§ Problem to work on:
Only the lines with "lyfta" in the entries below belong in the answer; please copy them.

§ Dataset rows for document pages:
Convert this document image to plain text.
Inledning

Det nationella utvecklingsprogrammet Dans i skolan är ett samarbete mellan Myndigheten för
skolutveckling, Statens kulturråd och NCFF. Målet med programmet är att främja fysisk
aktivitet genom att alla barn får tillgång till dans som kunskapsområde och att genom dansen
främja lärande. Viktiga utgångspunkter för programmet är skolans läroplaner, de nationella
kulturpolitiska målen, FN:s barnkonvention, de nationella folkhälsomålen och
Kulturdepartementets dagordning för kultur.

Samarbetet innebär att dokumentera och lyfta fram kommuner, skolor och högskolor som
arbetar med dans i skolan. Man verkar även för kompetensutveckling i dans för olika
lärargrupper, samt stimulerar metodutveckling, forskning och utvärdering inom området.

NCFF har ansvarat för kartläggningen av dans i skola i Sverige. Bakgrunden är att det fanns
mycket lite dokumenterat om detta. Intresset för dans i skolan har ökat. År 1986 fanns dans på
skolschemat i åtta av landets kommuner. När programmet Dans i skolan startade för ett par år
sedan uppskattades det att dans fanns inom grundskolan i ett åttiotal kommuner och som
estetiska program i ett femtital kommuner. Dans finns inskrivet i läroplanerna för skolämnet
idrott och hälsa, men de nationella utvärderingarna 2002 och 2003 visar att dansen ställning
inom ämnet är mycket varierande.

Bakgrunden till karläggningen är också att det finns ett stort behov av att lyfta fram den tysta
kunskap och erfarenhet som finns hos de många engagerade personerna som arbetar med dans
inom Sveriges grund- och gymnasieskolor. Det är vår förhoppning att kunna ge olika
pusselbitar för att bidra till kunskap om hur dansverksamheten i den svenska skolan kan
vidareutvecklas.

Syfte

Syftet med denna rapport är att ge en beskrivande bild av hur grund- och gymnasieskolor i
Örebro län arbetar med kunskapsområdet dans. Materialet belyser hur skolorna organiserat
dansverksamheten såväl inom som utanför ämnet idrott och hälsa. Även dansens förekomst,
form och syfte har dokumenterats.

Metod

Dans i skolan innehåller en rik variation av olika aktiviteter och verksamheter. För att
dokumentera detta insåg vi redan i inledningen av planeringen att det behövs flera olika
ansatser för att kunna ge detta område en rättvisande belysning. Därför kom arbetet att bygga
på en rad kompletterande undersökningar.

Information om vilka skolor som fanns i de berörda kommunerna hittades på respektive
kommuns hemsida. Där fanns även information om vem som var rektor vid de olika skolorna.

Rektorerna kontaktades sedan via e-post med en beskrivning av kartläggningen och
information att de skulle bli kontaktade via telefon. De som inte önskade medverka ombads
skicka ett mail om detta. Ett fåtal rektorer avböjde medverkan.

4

§ Response to this task:
Samarbetet innebär att dokumentera och lyfta fram kommuner, skolor och högskolor som
Bakgrunden till karläggningen är också att det finns ett stort behov av att lyfta fram den tysta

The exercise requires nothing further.